* begin *
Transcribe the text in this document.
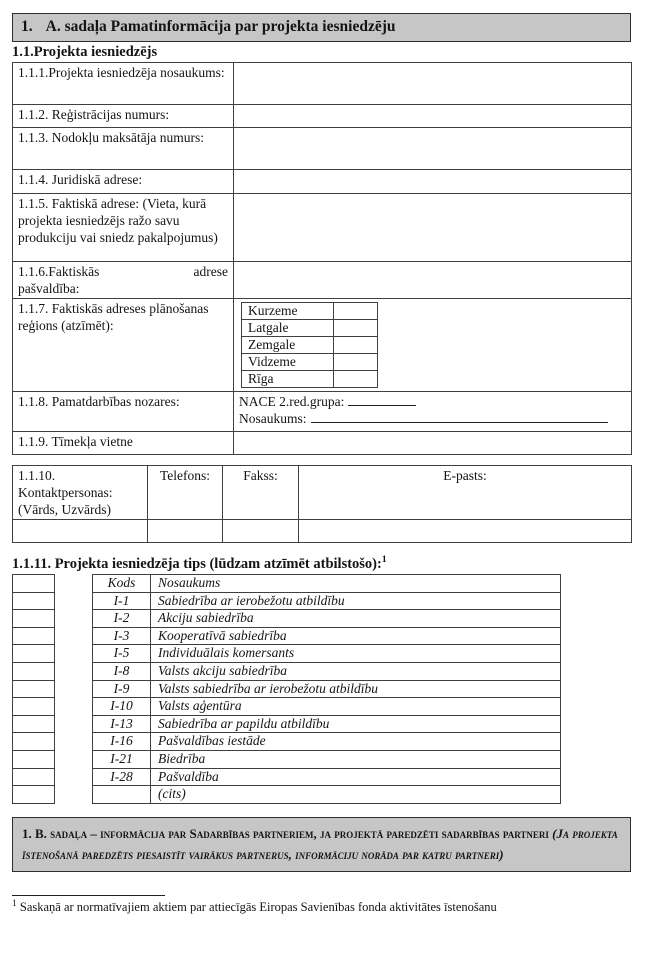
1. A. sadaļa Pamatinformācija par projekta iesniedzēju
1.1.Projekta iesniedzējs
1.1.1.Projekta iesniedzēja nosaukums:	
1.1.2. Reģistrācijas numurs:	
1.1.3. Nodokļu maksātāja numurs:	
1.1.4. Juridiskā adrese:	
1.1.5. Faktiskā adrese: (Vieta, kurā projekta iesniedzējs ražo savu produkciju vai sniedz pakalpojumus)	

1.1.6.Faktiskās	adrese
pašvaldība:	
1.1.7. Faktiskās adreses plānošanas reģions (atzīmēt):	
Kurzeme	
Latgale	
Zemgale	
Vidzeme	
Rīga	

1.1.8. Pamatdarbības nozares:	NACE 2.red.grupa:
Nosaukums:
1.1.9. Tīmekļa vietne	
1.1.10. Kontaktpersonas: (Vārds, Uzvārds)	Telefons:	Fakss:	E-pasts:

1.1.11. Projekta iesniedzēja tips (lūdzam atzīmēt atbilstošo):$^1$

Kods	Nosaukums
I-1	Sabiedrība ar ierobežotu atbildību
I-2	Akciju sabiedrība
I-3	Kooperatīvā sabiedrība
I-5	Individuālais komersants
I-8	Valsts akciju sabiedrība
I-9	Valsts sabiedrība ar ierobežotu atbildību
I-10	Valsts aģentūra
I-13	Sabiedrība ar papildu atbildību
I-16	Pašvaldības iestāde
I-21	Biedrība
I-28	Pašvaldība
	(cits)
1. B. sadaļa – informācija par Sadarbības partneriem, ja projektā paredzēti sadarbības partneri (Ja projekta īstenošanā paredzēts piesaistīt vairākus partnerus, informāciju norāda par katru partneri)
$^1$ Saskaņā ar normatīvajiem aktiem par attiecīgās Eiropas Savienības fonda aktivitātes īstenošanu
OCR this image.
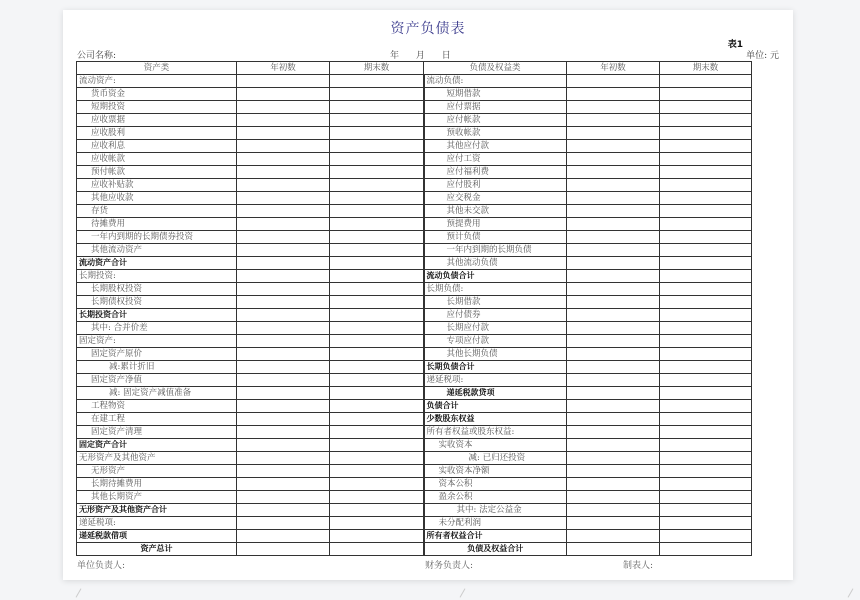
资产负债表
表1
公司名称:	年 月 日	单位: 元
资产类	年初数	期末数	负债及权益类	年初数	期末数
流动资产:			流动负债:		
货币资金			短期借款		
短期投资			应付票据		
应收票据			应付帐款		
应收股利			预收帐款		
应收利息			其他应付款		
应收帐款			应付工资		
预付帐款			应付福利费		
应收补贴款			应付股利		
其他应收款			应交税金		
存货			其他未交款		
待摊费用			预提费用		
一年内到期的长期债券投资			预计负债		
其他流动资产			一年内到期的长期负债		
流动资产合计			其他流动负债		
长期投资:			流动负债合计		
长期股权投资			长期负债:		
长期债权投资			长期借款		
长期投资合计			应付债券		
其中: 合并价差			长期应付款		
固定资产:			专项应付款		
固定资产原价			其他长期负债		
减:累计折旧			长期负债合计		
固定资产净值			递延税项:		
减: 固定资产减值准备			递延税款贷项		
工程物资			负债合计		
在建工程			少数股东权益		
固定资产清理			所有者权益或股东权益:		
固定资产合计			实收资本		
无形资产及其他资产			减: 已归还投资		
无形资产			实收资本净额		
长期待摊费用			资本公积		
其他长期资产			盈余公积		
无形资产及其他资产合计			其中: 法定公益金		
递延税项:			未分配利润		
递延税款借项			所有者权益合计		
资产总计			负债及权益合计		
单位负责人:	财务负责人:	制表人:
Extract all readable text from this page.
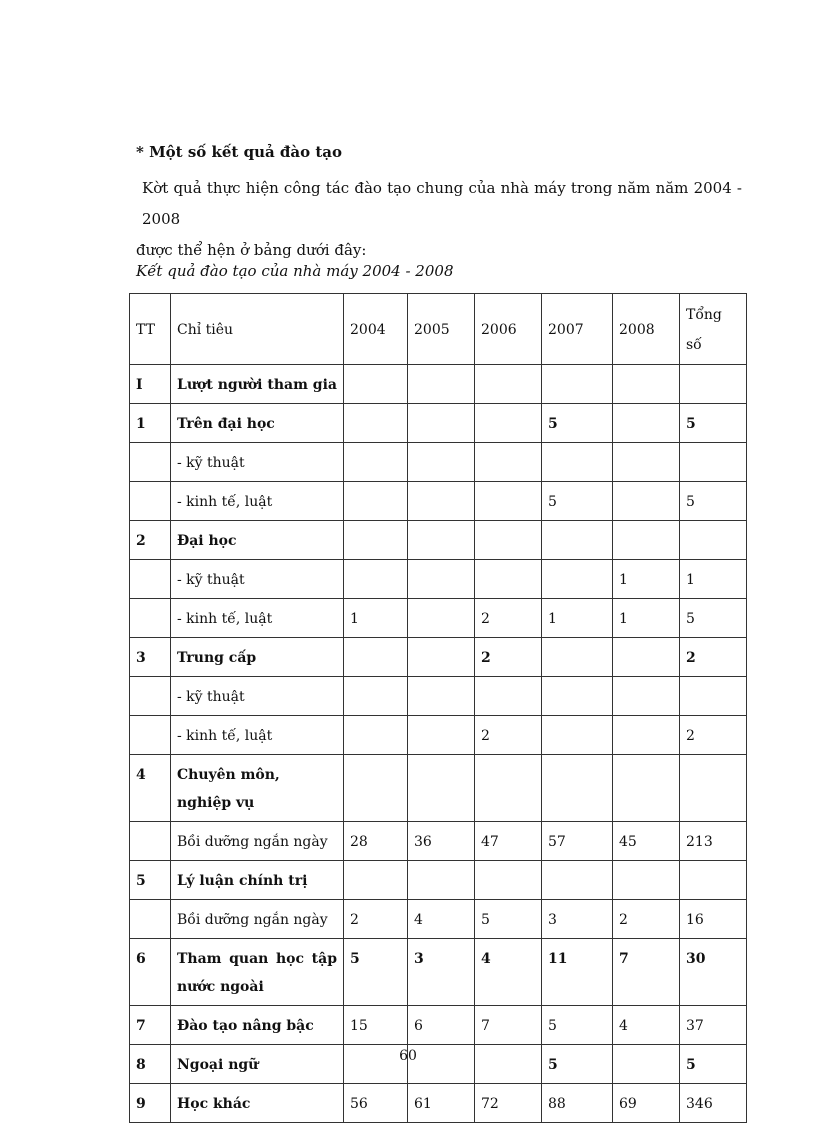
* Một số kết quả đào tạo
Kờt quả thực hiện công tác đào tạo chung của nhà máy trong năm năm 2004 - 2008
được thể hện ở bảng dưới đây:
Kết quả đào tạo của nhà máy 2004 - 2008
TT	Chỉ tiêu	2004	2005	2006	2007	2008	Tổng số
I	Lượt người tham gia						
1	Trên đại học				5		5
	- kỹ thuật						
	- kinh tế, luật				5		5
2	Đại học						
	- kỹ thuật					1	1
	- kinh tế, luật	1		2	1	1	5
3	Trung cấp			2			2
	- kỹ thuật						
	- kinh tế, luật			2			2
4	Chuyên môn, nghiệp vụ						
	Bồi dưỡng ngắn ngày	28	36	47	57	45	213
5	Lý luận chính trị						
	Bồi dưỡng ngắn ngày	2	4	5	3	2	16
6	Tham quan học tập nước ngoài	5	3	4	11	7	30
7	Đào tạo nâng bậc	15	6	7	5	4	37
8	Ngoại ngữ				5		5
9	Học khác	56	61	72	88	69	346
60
* end *
Task objective: Say how many lines in the entries contain the string "dưỡng", and leave out everything else.

Output of the task: 2